THE PROBLEM:
Copy out each line of the material below that holds the string "nCut".
====== DATASET ENTRIES ======
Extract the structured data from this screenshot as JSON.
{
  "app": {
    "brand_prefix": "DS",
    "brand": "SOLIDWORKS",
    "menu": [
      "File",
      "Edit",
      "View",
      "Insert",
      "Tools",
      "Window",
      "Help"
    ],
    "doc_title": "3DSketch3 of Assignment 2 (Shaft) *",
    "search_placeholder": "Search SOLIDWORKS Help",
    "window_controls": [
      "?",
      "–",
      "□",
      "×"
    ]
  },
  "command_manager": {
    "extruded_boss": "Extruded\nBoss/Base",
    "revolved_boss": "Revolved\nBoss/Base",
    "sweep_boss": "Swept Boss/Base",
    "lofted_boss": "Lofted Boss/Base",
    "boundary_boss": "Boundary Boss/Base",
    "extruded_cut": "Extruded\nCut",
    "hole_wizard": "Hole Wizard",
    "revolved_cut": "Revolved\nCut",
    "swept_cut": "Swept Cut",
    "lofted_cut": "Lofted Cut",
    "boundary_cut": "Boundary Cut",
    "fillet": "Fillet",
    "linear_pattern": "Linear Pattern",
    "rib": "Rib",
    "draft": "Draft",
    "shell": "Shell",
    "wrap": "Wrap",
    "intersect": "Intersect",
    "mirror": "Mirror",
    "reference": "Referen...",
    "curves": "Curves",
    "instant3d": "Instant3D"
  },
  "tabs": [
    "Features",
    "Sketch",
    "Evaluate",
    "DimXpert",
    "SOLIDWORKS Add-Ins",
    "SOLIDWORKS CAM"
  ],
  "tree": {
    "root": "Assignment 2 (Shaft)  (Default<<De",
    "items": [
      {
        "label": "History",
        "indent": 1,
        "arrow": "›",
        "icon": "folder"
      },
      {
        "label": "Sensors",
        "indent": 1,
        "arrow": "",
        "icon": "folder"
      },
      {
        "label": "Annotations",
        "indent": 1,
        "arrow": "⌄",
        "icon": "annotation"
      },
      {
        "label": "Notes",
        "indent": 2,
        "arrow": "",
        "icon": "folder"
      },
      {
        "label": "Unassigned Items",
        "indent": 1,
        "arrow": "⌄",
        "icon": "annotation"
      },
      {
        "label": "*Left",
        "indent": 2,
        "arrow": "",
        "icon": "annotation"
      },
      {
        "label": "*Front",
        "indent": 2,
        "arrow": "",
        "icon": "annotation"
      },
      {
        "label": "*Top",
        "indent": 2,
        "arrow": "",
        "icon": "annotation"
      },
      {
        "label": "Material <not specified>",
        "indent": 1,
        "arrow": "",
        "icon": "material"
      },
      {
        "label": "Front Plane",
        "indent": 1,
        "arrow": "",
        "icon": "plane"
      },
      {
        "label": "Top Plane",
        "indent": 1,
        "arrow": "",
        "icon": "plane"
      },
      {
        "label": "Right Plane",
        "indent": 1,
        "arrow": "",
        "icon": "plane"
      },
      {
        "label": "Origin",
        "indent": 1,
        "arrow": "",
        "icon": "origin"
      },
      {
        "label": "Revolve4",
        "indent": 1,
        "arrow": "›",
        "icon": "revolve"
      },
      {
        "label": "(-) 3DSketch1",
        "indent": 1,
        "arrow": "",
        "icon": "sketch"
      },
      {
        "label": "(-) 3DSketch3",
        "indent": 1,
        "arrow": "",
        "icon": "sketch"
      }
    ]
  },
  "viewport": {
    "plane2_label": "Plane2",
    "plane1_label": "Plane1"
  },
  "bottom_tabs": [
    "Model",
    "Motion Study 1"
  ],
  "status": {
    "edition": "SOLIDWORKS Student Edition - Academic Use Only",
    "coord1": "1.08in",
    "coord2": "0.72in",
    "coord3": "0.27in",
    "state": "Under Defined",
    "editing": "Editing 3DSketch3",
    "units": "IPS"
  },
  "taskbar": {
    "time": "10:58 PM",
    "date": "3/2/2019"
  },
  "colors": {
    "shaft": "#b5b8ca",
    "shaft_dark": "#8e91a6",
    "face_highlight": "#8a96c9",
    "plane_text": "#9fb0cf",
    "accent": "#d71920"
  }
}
======
REPLY TO THE EXERCISE:
    "extruded_cut": "Extruded\nCut",
    "revolved_cut": "Revolved\nCut",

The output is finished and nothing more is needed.